# start of DATA PROVIDED
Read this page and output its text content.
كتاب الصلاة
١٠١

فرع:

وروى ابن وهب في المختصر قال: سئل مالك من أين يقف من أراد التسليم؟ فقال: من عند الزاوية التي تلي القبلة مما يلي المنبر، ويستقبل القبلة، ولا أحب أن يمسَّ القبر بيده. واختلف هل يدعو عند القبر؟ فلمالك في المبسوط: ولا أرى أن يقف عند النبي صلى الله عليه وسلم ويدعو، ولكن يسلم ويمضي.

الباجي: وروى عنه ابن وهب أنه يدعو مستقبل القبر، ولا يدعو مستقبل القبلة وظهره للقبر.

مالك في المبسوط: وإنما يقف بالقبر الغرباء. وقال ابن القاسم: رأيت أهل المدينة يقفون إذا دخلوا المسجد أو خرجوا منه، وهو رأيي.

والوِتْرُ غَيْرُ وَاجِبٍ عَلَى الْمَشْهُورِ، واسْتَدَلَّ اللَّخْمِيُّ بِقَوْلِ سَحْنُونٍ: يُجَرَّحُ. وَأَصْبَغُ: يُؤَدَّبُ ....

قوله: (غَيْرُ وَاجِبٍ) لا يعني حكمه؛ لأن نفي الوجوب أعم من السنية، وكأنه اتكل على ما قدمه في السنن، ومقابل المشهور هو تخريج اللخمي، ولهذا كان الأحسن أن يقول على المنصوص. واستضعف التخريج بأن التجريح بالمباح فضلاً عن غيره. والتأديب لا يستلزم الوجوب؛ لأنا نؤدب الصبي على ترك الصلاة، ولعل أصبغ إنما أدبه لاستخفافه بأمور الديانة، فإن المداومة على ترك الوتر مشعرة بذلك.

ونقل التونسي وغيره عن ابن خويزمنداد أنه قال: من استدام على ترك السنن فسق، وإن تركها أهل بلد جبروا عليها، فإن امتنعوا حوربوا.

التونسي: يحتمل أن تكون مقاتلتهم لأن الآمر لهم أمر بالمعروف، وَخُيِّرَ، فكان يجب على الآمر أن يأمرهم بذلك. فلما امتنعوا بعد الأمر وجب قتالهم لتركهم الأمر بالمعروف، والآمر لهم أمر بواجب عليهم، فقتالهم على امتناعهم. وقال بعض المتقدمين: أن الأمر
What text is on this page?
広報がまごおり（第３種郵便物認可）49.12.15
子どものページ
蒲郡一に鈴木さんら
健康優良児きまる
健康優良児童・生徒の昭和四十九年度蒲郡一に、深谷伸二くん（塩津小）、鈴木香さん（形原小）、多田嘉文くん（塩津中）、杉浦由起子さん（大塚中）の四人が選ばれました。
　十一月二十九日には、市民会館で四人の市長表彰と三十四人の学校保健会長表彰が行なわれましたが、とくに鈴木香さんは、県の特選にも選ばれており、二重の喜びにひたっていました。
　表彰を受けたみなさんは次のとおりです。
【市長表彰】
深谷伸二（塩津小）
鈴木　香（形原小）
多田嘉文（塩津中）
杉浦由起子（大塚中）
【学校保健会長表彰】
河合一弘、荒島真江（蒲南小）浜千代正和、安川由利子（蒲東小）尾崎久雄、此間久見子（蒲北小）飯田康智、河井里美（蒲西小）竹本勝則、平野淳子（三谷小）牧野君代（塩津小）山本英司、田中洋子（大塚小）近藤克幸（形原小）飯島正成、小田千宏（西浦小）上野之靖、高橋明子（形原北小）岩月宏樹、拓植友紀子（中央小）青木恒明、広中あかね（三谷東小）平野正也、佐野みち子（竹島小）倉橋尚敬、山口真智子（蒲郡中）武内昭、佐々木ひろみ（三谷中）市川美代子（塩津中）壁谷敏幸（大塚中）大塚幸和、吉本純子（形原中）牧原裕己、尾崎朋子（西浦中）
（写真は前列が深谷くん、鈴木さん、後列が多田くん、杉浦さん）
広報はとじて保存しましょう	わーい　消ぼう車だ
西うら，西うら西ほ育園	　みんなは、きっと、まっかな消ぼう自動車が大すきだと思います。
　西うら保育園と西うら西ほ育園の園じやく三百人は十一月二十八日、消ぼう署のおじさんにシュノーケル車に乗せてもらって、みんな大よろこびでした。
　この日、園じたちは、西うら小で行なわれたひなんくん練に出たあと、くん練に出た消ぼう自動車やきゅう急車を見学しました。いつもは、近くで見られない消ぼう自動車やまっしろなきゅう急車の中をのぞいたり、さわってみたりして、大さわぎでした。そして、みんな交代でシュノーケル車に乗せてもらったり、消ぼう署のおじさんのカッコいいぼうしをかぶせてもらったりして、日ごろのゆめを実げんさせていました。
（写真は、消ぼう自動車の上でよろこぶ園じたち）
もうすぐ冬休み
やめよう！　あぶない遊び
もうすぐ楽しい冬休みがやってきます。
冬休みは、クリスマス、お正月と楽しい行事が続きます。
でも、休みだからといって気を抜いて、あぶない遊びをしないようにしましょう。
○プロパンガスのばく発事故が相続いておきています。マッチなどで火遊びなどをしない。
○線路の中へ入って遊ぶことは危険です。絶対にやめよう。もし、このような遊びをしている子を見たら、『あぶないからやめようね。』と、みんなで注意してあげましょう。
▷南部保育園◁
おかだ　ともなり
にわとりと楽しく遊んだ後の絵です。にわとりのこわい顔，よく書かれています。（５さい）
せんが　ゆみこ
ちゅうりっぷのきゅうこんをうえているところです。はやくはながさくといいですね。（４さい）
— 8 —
# end of DATA PROVIDED
§ WHAT NEEDS TO BE DONE
Retype the whole listing above exactly.

§ THE RESPONSE
Read this page and output its text content.
كتاب الصلاة
١٠١

فرع:

وروى ابن وهب في المختصر قال: سئل مالك من أين يقف من أراد التسليم؟ فقال: من عند الزاوية التي تلي القبلة مما يلي المنبر، ويستقبل القبلة، ولا أحب أن يمسَّ القبر بيده. واختلف هل يدعو عند القبر؟ فلمالك في المبسوط: ولا أرى أن يقف عند النبي صلى الله عليه وسلم ويدعو، ولكن يسلم ويمضي.

الباجي: وروى عنه ابن وهب أنه يدعو مستقبل القبر، ولا يدعو مستقبل القبلة وظهره للقبر.

مالك في المبسوط: وإنما يقف بالقبر الغرباء. وقال ابن القاسم: رأيت أهل المدينة يقفون إذا دخلوا المسجد أو خرجوا منه، وهو رأيي.

والوِتْرُ غَيْرُ وَاجِبٍ عَلَى الْمَشْهُورِ، واسْتَدَلَّ اللَّخْمِيُّ بِقَوْلِ سَحْنُونٍ: يُجَرَّحُ. وَأَصْبَغُ: يُؤَدَّبُ ....

قوله: (غَيْرُ وَاجِبٍ) لا يعني حكمه؛ لأن نفي الوجوب أعم من السنية، وكأنه اتكل على ما قدمه في السنن، ومقابل المشهور هو تخريج اللخمي، ولهذا كان الأحسن أن يقول على المنصوص. واستضعف التخريج بأن التجريح بالمباح فضلاً عن غيره. والتأديب لا يستلزم الوجوب؛ لأنا نؤدب الصبي على ترك الصلاة، ولعل أصبغ إنما أدبه لاستخفافه بأمور الديانة، فإن المداومة على ترك الوتر مشعرة بذلك.

ونقل التونسي وغيره عن ابن خويزمنداد أنه قال: من استدام على ترك السنن فسق، وإن تركها أهل بلد جبروا عليها، فإن امتنعوا حوربوا.

التونسي: يحتمل أن تكون مقاتلتهم لأن الآمر لهم أمر بالمعروف، وَخُيِّرَ، فكان يجب على الآمر أن يأمرهم بذلك. فلما امتنعوا بعد الأمر وجب قتالهم لتركهم الأمر بالمعروف، والآمر لهم أمر بواجب عليهم، فقتالهم على امتناعهم. وقال بعض المتقدمين: أن الأمر
What text is on this page?
広報がまごおり（第３種郵便物認可）49.12.15
子どものページ
蒲郡一に鈴木さんら
健康優良児きまる
健康優良児童・生徒の昭和四十九年度蒲郡一に、深谷伸二くん（塩津小）、鈴木香さん（形原小）、多田嘉文くん（塩津中）、杉浦由起子さん（大塚中）の四人が選ばれました。
　十一月二十九日には、市民会館で四人の市長表彰と三十四人の学校保健会長表彰が行なわれましたが、とくに鈴木香さんは、県の特選にも選ばれており、二重の喜びにひたっていました。
　表彰を受けたみなさんは次のとおりです。
【市長表彰】
深谷伸二（塩津小）
鈴木　香（形原小）
多田嘉文（塩津中）
杉浦由起子（大塚中）
【学校保健会長表彰】
河合一弘、荒島真江（蒲南小）浜千代正和、安川由利子（蒲東小）尾崎久雄、此間久見子（蒲北小）飯田康智、河井里美（蒲西小）竹本勝則、平野淳子（三谷小）牧野君代（塩津小）山本英司、田中洋子（大塚小）近藤克幸（形原小）飯島正成、小田千宏（西浦小）上野之靖、高橋明子（形原北小）岩月宏樹、拓植友紀子（中央小）青木恒明、広中あかね（三谷東小）平野正也、佐野みち子（竹島小）倉橋尚敬、山口真智子（蒲郡中）武内昭、佐々木ひろみ（三谷中）市川美代子（塩津中）壁谷敏幸（大塚中）大塚幸和、吉本純子（形原中）牧原裕己、尾崎朋子（西浦中）
（写真は前列が深谷くん、鈴木さん、後列が多田くん、杉浦さん）
広報はとじて保存しましょう	わーい　消ぼう車だ
西うら，西うら西ほ育園	　みんなは、きっと、まっかな消ぼう自動車が大すきだと思います。
　西うら保育園と西うら西ほ育園の園じやく三百人は十一月二十八日、消ぼう署のおじさんにシュノーケル車に乗せてもらって、みんな大よろこびでした。
　この日、園じたちは、西うら小で行なわれたひなんくん練に出たあと、くん練に出た消ぼう自動車やきゅう急車を見学しました。いつもは、近くで見られない消ぼう自動車やまっしろなきゅう急車の中をのぞいたり、さわってみたりして、大さわぎでした。そして、みんな交代でシュノーケル車に乗せてもらったり、消ぼう署のおじさんのカッコいいぼうしをかぶせてもらったりして、日ごろのゆめを実げんさせていました。
（写真は、消ぼう自動車の上でよろこぶ園じたち）
もうすぐ冬休み
やめよう！　あぶない遊び
もうすぐ楽しい冬休みがやってきます。
冬休みは、クリスマス、お正月と楽しい行事が続きます。
でも、休みだからといって気を抜いて、あぶない遊びをしないようにしましょう。
○プロパンガスのばく発事故が相続いておきています。マッチなどで火遊びなどをしない。
○線路の中へ入って遊ぶことは危険です。絶対にやめよう。もし、このような遊びをしている子を見たら、『あぶないからやめようね。』と、みんなで注意してあげましょう。
▷南部保育園◁
おかだ　ともなり
にわとりと楽しく遊んだ後の絵です。にわとりのこわい顔，よく書かれています。（５さい）
せんが　ゆみこ
ちゅうりっぷのきゅうこんをうえているところです。はやくはながさくといいですね。（４さい）
— 8 —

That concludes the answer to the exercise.